§ What the exercise asks
Find and copy every line in the records that includes the string "ylabel".

■ ■ ■

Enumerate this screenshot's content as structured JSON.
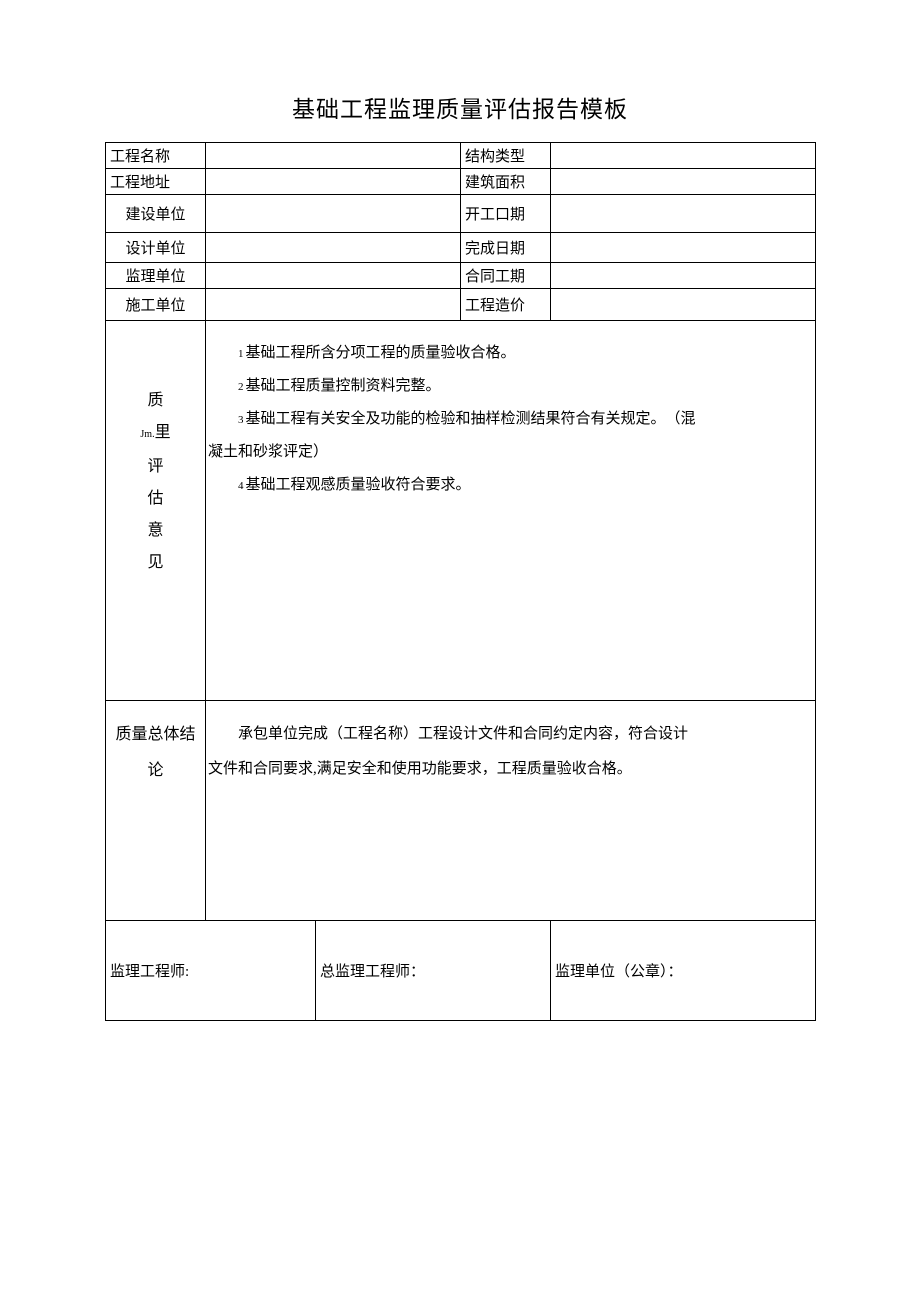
{
  "title": "基础工程监理质量评估报告模板",
  "header_rows": [
    {
      "label1": "工程名称",
      "value1": "",
      "label2": "结构类型",
      "value2": "",
      "h": "row-h1",
      "align1": "left"
    },
    {
      "label1": "工程地址",
      "value1": "",
      "label2": "建筑面积",
      "value2": "",
      "h": "row-h2",
      "align1": "left"
    },
    {
      "label1": "建设单位",
      "value1": "",
      "label2": "开工口期",
      "value2": "",
      "h": "row-h3",
      "align1": "center"
    },
    {
      "label1": "设计单位",
      "value1": "",
      "label2": "完成日期",
      "value2": "",
      "h": "row-h4",
      "align1": "center"
    },
    {
      "label1": "监理单位",
      "value1": "",
      "label2": "合同工期",
      "value2": "",
      "h": "row-h5",
      "align1": "center"
    },
    {
      "label1": "施工单位",
      "value1": "",
      "label2": "工程造价",
      "value2": "",
      "h": "row-h6",
      "align1": "center"
    }
  ],
  "opinion_label": {
    "chars": [
      "质",
      "",
      "评",
      "估",
      "意",
      "见"
    ],
    "special_line": {
      "small": "Jm.",
      "char": "里"
    }
  },
  "opinion_lines": [
    {
      "num": "1",
      "text": "基础工程所含分项工程的质量验收合格。"
    },
    {
      "num": "2",
      "text": "基础工程质量控制资料完整。"
    },
    {
      "num": "3",
      "text": "基础工程有关安全及功能的检验和抽样检测结果符合有关规定。　（混"
    },
    {
      "wrap": "凝土和砂浆评定）"
    },
    {
      "num": "4",
      "text": "基础工程观感质量验收符合要求。"
    }
  ],
  "conclusion_label_l1": "质量总体结",
  "conclusion_label_l2": "论",
  "conclusion_text_l1": "承包单位完成（工程名称）工程设计文件和合同约定内容，符合设计",
  "conclusion_text_l2": "文件和合同要求,满足安全和使用功能要求，工程质量验收合格。",
  "signatures": {
    "s1": "监理工程师:",
    "s2": "总监理工程师：",
    "s3": "监理单位（公章）："
  },
  "colors": {
    "border": "#000000",
    "background": "#ffffff",
    "text": "#000000"
  }
}
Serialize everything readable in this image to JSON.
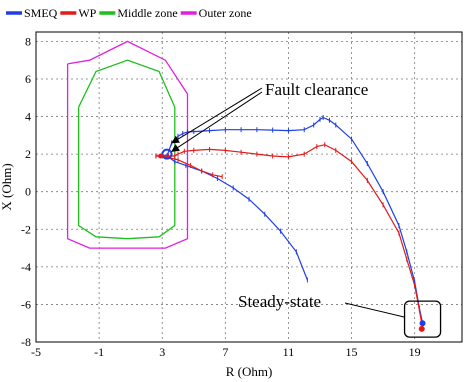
{
  "chart_data": {
    "type": "line",
    "xlabel": "R (Ohm)",
    "ylabel": "X (Ohm)",
    "xlim": [
      -5,
      22
    ],
    "ylim": [
      -8,
      8.5
    ],
    "xticks": [
      -5,
      -1,
      3,
      7,
      11,
      15,
      19
    ],
    "yticks": [
      -8,
      -6,
      -4,
      -2,
      0,
      2,
      4,
      6,
      8
    ],
    "xtick_labels": [
      "-5",
      "-1",
      "3",
      "7",
      "11",
      "15",
      "19"
    ],
    "ytick_labels": [
      "-8",
      "-6",
      "-4",
      "-2",
      "0",
      "2",
      "4",
      "6",
      "8"
    ],
    "grid": true,
    "legend_position": "top-left",
    "series": [
      {
        "name": "SMEQ",
        "color": "#1f3fe6",
        "marker": true,
        "x": [
          3.3,
          3.6,
          4.0,
          4.3,
          4.6,
          5.0,
          6.0,
          7.0,
          8.0,
          9.0,
          10.0,
          11.0,
          12.0,
          12.6,
          13.0,
          13.2,
          13.6,
          14.0,
          15.0,
          16.0,
          17.0,
          18.0,
          18.5,
          19.0,
          19.3,
          19.5
        ],
        "y": [
          1.9,
          2.6,
          2.95,
          3.1,
          3.18,
          3.2,
          3.25,
          3.3,
          3.3,
          3.3,
          3.28,
          3.25,
          3.3,
          3.55,
          3.85,
          3.95,
          3.8,
          3.55,
          2.8,
          1.5,
          0.0,
          -1.8,
          -3.2,
          -4.8,
          -6.2,
          -7.0
        ]
      },
      {
        "name": "SMEQ",
        "color": "#1f3fe6",
        "marker": true,
        "x": [
          3.3,
          3.8,
          4.5,
          5.5,
          6.5,
          7.5,
          8.5,
          9.5,
          10.5,
          11.5,
          12.2
        ],
        "y": [
          1.9,
          1.6,
          1.4,
          1.1,
          0.7,
          0.2,
          -0.4,
          -1.2,
          -2.1,
          -3.2,
          -4.7
        ]
      },
      {
        "name": "WP",
        "color": "#e21a1a",
        "marker": true,
        "x": [
          2.6,
          3.0,
          3.4,
          3.8,
          4.0,
          4.4,
          5.0,
          6.0,
          7.0,
          8.0,
          9.0,
          10.0,
          11.0,
          12.0,
          12.8,
          13.3,
          14.0,
          15.0,
          16.0,
          17.0,
          18.0,
          18.5,
          19.0,
          19.3,
          19.5
        ],
        "y": [
          1.9,
          1.95,
          1.9,
          1.9,
          2.0,
          2.15,
          2.2,
          2.25,
          2.2,
          2.1,
          2.0,
          1.9,
          1.85,
          2.0,
          2.4,
          2.5,
          2.2,
          1.6,
          0.6,
          -0.7,
          -2.2,
          -3.6,
          -5.0,
          -6.3,
          -7.3
        ]
      },
      {
        "name": "WP",
        "color": "#e21a1a",
        "marker": true,
        "x": [
          2.6,
          3.2,
          4.0,
          4.8,
          5.5,
          6.2,
          6.8
        ],
        "y": [
          1.9,
          1.85,
          1.7,
          1.4,
          1.1,
          0.9,
          0.8
        ]
      }
    ],
    "zones": [
      {
        "name": "Middle zone",
        "color": "#1fbf1f",
        "x": [
          -2.3,
          -2.3,
          -1.2,
          0.8,
          2.8,
          3.8,
          3.8,
          2.8,
          0.8,
          -1.2,
          -2.3
        ],
        "y": [
          4.5,
          -1.8,
          -2.4,
          -2.5,
          -2.4,
          -1.8,
          4.5,
          6.4,
          7.0,
          6.4,
          4.5
        ]
      },
      {
        "name": "Outer zone",
        "color": "#e020e0",
        "x": [
          -3.0,
          -3.0,
          -1.6,
          0.8,
          3.2,
          4.6,
          4.6,
          3.2,
          0.8,
          -1.6,
          -3.0
        ],
        "y": [
          6.8,
          -2.5,
          -3.0,
          -3.0,
          -3.0,
          -2.5,
          5.2,
          7.0,
          8.0,
          7.0,
          6.8
        ]
      }
    ],
    "annotations": [
      {
        "text": "Fault clearance",
        "target_points": [
          [
            3.3,
            2.6
          ],
          [
            3.3,
            2.15
          ]
        ]
      },
      {
        "text": "Steady-state",
        "target_points": [
          [
            19.5,
            -7.1
          ]
        ]
      }
    ]
  }
}
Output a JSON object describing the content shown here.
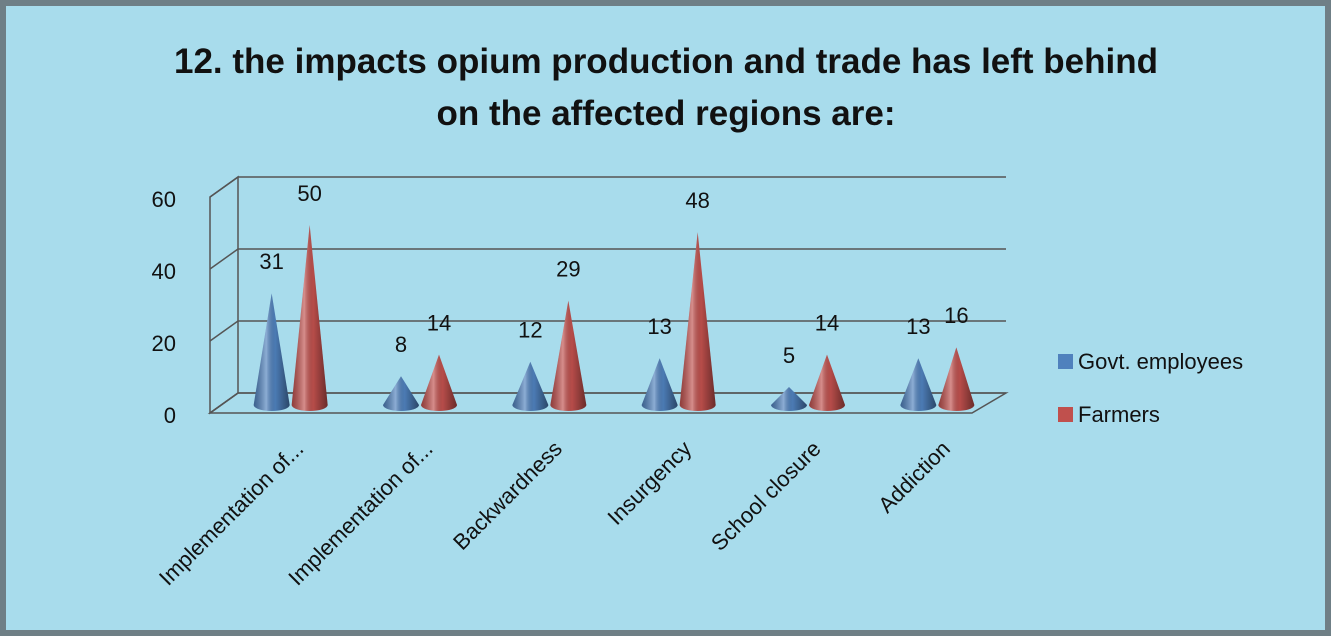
{
  "chart_data": {
    "type": "cone3d",
    "title": "12. the impacts opium production and trade has left behind on the affected regions are:",
    "categories": [
      "Implementation of...",
      "Implementation of...",
      "Backwardness",
      "Insurgency",
      "School closure",
      "Addiction"
    ],
    "series": [
      {
        "name": "Govt. employees",
        "color": "#4f81bd",
        "values": [
          31,
          8,
          12,
          13,
          5,
          13
        ]
      },
      {
        "name": "Farmers",
        "color": "#c0504d",
        "values": [
          50,
          14,
          29,
          48,
          14,
          16
        ]
      }
    ],
    "ylim": [
      0,
      60
    ],
    "yticks": [
      0,
      20,
      40,
      60
    ],
    "grid": true,
    "legend": "right"
  }
}
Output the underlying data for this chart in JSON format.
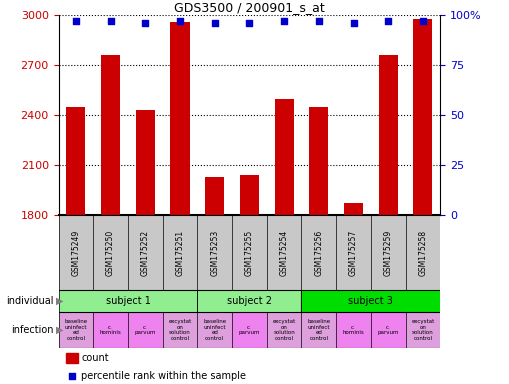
{
  "title": "GDS3500 / 200901_s_at",
  "bar_labels": [
    "GSM175249",
    "GSM175250",
    "GSM175252",
    "GSM175251",
    "GSM175253",
    "GSM175255",
    "GSM175254",
    "GSM175256",
    "GSM175257",
    "GSM175259",
    "GSM175258"
  ],
  "bar_values": [
    2450,
    2760,
    2430,
    2960,
    2030,
    2040,
    2500,
    2450,
    1870,
    2760,
    2980
  ],
  "percentile_values": [
    97,
    97,
    96,
    97,
    96,
    96,
    97,
    97,
    96,
    97,
    97
  ],
  "ylim_left": [
    1800,
    3000
  ],
  "ylim_right": [
    0,
    100
  ],
  "yticks_left": [
    1800,
    2100,
    2400,
    2700,
    3000
  ],
  "yticks_right": [
    0,
    25,
    50,
    75,
    100
  ],
  "bar_color": "#cc0000",
  "dot_color": "#0000cc",
  "subjects": [
    {
      "label": "subject 1",
      "start": 0,
      "end": 4,
      "color": "#90ee90"
    },
    {
      "label": "subject 2",
      "start": 4,
      "end": 7,
      "color": "#90ee90"
    },
    {
      "label": "subject 3",
      "start": 7,
      "end": 11,
      "color": "#00dd00"
    }
  ],
  "infections": [
    {
      "label": "baseline\nuninfect\ned\ncontrol",
      "color": "#dda0dd"
    },
    {
      "label": "c.\nhominis",
      "color": "#ee82ee"
    },
    {
      "label": "c.\nparvum",
      "color": "#ee82ee"
    },
    {
      "label": "excystat\non\nsolution\ncontrol",
      "color": "#dda0dd"
    },
    {
      "label": "baseline\nuninfect\ned\ncontrol",
      "color": "#dda0dd"
    },
    {
      "label": "c.\nparvum",
      "color": "#ee82ee"
    },
    {
      "label": "excystat\non\nsolution\ncontrol",
      "color": "#dda0dd"
    },
    {
      "label": "baseline\nuninfect\ned\ncontrol",
      "color": "#dda0dd"
    },
    {
      "label": "c.\nhominis",
      "color": "#ee82ee"
    },
    {
      "label": "c.\nparvum",
      "color": "#ee82ee"
    },
    {
      "label": "excystat\non\nsolution\ncontrol",
      "color": "#dda0dd"
    }
  ],
  "legend_count_color": "#cc0000",
  "legend_dot_color": "#0000cc",
  "xlabel_individual": "individual",
  "xlabel_infection": "infection",
  "tick_label_color_left": "#cc0000",
  "tick_label_color_right": "#0000cc",
  "gsm_bg_color": "#c8c8c8",
  "fig_width": 5.09,
  "fig_height": 3.84,
  "dpi": 100
}
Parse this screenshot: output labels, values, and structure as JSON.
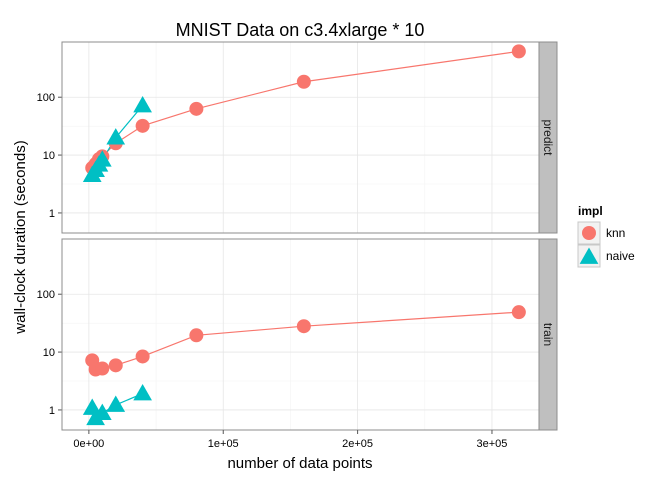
{
  "chart_data": {
    "type": "scatter",
    "title": "MNIST Data on c3.4xlarge * 10",
    "xlabel": "number of data points",
    "ylabel": "wall-clock duration (seconds)",
    "xlim": [
      -20000,
      335000
    ],
    "ylim": [
      0.45,
      900
    ],
    "y_scale": "log10",
    "x_ticks": [
      0,
      100000,
      200000,
      300000
    ],
    "x_tick_labels": [
      "0e+00",
      "1e+05",
      "2e+05",
      "3e+05"
    ],
    "y_ticks": [
      1,
      10,
      100
    ],
    "y_tick_labels": [
      "1",
      "10",
      "100"
    ],
    "grid": true,
    "legend": {
      "title": "impl",
      "position": "right",
      "entries": [
        {
          "label": "knn",
          "color": "#F8766D",
          "shape": "circle"
        },
        {
          "label": "naive",
          "color": "#00BFC4",
          "shape": "triangle"
        }
      ]
    },
    "facets": [
      {
        "label": "predict",
        "series": [
          {
            "name": "knn",
            "color": "#F8766D",
            "shape": "circle",
            "points": [
              [
                2500,
                6.0
              ],
              [
                5000,
                7.0
              ],
              [
                7500,
                8.5
              ],
              [
                10000,
                9.5
              ],
              [
                20000,
                16
              ],
              [
                40000,
                32
              ],
              [
                80000,
                63
              ],
              [
                160000,
                185
              ],
              [
                320000,
                620
              ]
            ]
          },
          {
            "name": "naive",
            "color": "#00BFC4",
            "shape": "triangle",
            "points": [
              [
                2500,
                4.5
              ],
              [
                5000,
                5.5
              ],
              [
                7500,
                6.8
              ],
              [
                10000,
                8.3
              ],
              [
                20000,
                20
              ],
              [
                40000,
                72
              ]
            ]
          }
        ]
      },
      {
        "label": "train",
        "series": [
          {
            "name": "knn",
            "color": "#F8766D",
            "shape": "circle",
            "points": [
              [
                2500,
                7.2
              ],
              [
                5000,
                5.0
              ],
              [
                10000,
                5.2
              ],
              [
                20000,
                5.9
              ],
              [
                40000,
                8.4
              ],
              [
                80000,
                19.5
              ],
              [
                160000,
                28
              ],
              [
                320000,
                49
              ]
            ]
          },
          {
            "name": "naive",
            "color": "#00BFC4",
            "shape": "triangle",
            "points": [
              [
                2500,
                1.08
              ],
              [
                5000,
                0.72
              ],
              [
                10000,
                0.88
              ],
              [
                20000,
                1.22
              ],
              [
                40000,
                1.92
              ]
            ]
          }
        ]
      }
    ]
  }
}
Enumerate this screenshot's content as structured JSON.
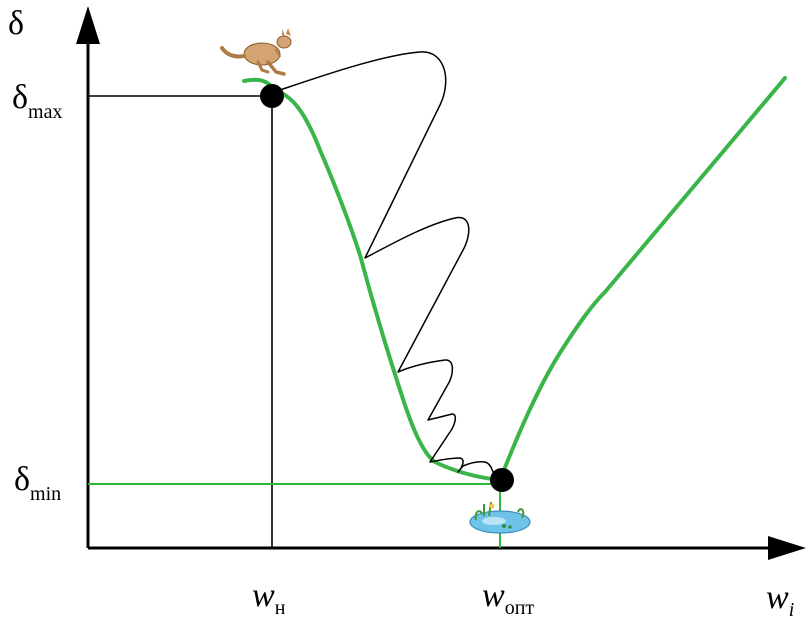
{
  "axes": {
    "y_symbol": "δ",
    "x_symbol": "w",
    "x_subscript": "i"
  },
  "labels": {
    "delta_symbol": "δ",
    "delta_max_sub": "max",
    "delta_min_sub": "min",
    "w_symbol": "w",
    "w_start_sub": "н",
    "w_opt_sub": "опт"
  },
  "colors": {
    "curve": "#39b54a",
    "guide_min": "#2db83d",
    "axis": "#000000",
    "search_path": "#000000"
  },
  "icons": {
    "start_marker": "kangaroo-icon",
    "end_marker": "pond-icon"
  }
}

■ ■ ■

§ Answer to this exercise
    "ylabel": "X (Ohm)",
    "ylabel": "wall-clock duration (seconds)",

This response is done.